**Work instructions:** Report every line below that holds the word "香港只能有富人".

Saved data entries
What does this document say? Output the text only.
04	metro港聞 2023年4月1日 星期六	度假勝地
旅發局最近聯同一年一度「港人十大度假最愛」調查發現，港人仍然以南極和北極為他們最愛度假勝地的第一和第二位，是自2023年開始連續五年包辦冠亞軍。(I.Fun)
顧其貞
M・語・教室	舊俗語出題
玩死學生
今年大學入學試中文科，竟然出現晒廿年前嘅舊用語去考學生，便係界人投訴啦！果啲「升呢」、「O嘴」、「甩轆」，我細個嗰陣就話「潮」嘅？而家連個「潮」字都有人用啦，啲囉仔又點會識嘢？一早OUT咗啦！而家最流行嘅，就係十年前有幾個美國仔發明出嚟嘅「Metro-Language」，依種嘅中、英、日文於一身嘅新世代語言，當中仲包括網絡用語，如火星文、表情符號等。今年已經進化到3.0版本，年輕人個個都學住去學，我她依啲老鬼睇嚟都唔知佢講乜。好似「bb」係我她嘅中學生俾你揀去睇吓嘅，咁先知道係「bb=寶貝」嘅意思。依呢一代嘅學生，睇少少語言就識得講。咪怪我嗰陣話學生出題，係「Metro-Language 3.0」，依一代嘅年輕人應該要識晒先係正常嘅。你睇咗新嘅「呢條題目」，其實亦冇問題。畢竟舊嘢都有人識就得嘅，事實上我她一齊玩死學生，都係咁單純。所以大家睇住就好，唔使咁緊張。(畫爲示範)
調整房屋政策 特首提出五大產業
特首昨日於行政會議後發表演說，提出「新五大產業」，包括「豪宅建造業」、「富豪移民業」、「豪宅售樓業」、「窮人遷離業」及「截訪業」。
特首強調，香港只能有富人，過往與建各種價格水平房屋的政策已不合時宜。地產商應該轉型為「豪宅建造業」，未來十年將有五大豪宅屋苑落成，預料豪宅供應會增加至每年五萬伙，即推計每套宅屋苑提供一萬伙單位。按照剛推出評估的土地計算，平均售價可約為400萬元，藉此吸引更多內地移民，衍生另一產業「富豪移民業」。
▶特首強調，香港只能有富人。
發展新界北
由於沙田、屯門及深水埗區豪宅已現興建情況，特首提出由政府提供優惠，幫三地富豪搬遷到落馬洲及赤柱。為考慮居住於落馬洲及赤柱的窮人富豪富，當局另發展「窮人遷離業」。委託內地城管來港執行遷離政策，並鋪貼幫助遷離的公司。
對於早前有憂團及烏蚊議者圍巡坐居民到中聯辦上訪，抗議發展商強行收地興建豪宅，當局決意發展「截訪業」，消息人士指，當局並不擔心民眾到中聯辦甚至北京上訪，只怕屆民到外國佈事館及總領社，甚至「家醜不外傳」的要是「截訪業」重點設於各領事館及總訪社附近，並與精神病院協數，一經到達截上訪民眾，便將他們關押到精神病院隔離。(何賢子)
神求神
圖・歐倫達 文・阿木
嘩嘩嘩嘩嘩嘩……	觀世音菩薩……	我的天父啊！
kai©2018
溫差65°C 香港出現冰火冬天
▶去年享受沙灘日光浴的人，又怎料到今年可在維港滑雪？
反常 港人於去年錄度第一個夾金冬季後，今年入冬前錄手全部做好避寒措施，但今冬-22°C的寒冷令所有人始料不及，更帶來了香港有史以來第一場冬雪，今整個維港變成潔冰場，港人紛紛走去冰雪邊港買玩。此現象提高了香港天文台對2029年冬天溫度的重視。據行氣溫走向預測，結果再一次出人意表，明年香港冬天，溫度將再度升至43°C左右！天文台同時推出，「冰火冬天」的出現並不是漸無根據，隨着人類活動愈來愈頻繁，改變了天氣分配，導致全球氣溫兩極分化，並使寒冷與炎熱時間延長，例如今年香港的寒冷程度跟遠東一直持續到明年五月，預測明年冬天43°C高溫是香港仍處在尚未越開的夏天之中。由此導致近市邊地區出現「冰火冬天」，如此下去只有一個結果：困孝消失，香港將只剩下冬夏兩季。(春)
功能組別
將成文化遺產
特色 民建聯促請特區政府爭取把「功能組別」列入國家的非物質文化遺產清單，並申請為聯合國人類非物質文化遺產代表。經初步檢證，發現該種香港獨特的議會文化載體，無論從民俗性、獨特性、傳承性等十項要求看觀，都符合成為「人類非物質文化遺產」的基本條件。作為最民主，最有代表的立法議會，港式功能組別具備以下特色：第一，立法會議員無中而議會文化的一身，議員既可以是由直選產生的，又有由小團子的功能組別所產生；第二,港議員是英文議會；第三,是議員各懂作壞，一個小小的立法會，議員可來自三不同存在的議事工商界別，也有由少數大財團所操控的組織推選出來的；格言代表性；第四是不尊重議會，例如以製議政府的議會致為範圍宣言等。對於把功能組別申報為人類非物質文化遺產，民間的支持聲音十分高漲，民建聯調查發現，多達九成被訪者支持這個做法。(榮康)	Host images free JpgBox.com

**Result:**
特首強調，香港只能有富人，過往與建各種價格水平房屋的政策已不合時宜。地產商應該轉型為「豪宅建造業」，未來十年將有五大豪宅屋苑落成，預料豪宅供應會增加至每年五萬伙，即推計每套宅屋苑提供一萬伙單位。按照剛推出評估的土地計算，平均售價可約為400萬元，藉此吸引更多內地移民，衍生另一產業「富豪移民業」。
▶特首強調，香港只能有富人。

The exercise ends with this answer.